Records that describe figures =

****

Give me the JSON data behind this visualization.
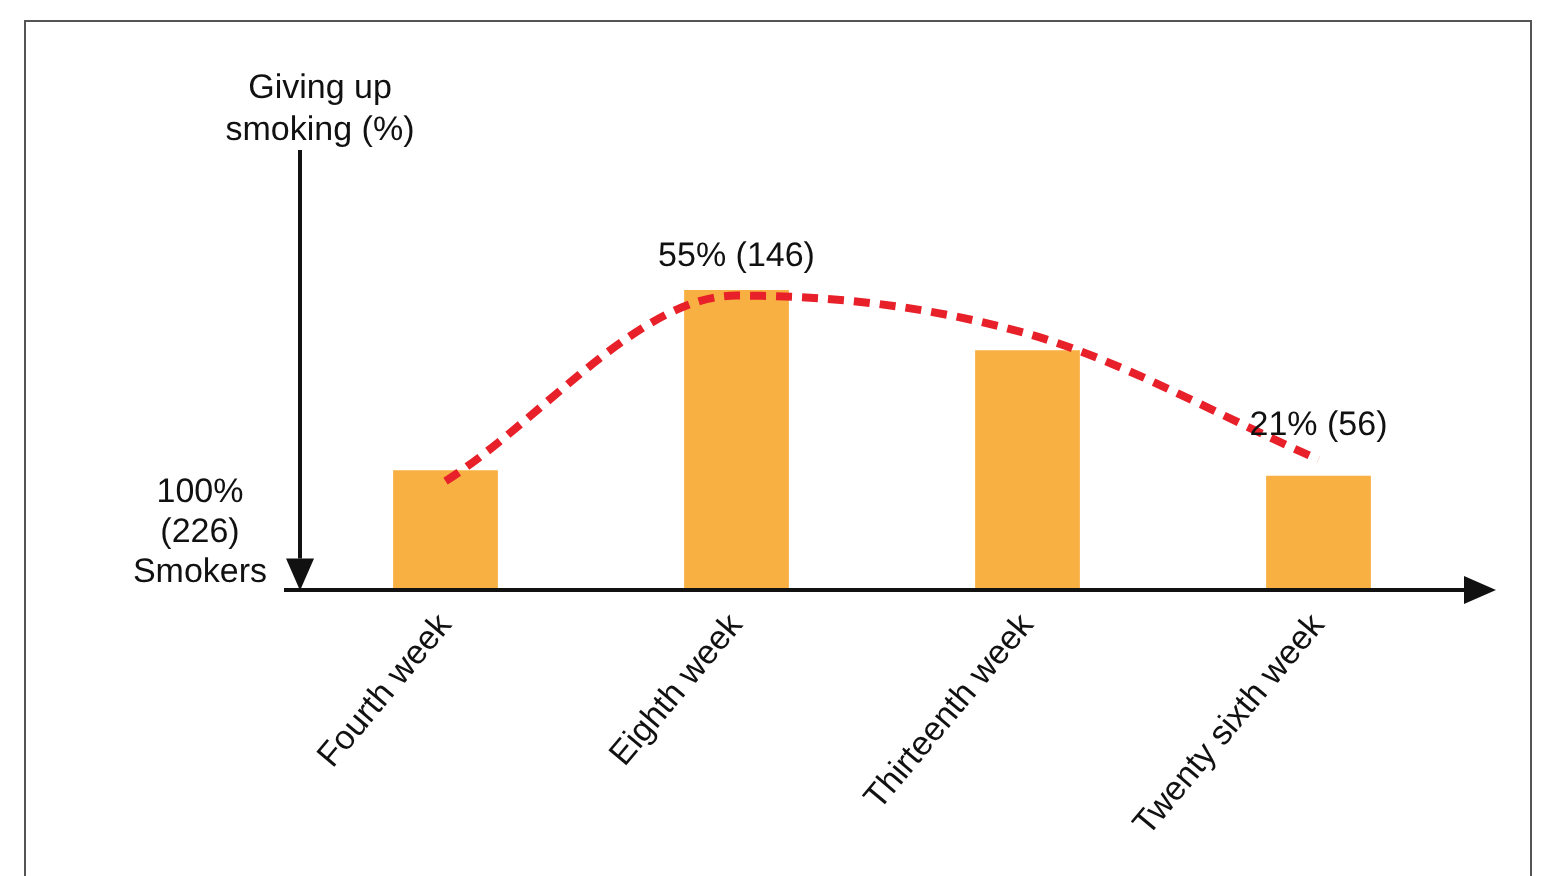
{
  "chart_data": {
    "type": "bar",
    "ylabel": "Giving up\nsmoking (%)",
    "categories": [
      "Fourth week",
      "Eighth week",
      "Thirteenth week",
      "Twenty sixth week"
    ],
    "series": [
      {
        "color": "#f9b042",
        "values": [
          22,
          55,
          44,
          21
        ],
        "value_labels": [
          null,
          "55% (146)",
          null,
          "21% (56)"
        ]
      },
      {
        "type": "line",
        "color": "#e8202a",
        "values": [
          20,
          54,
          47,
          24
        ],
        "line_style": "dashed",
        "marker": "none"
      }
    ],
    "annotations": [
      "100%\n(226)\nSmokers"
    ],
    "grid": false,
    "legend": false,
    "tick_labels": "x"
  }
}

****

THE TASK = Word for word, quote the full listing, omitting every picture.

TASK RESPONSE =
Give me the JSON data behind this visualization.
{
  "chart_data": {
    "type": "bar",
    "ylabel": "Giving up\nsmoking (%)",
    "categories": [
      "Fourth week",
      "Eighth week",
      "Thirteenth week",
      "Twenty sixth week"
    ],
    "series": [
      {
        "color": "#f9b042",
        "values": [
          22,
          55,
          44,
          21
        ],
        "value_labels": [
          null,
          "55% (146)",
          null,
          "21% (56)"
        ]
      },
      {
        "type": "line",
        "color": "#e8202a",
        "values": [
          20,
          54,
          47,
          24
        ],
        "line_style": "dashed",
        "marker": "none"
      }
    ],
    "annotations": [
      "100%\n(226)\nSmokers"
    ],
    "grid": false,
    "legend": false,
    "tick_labels": "x"
  }
}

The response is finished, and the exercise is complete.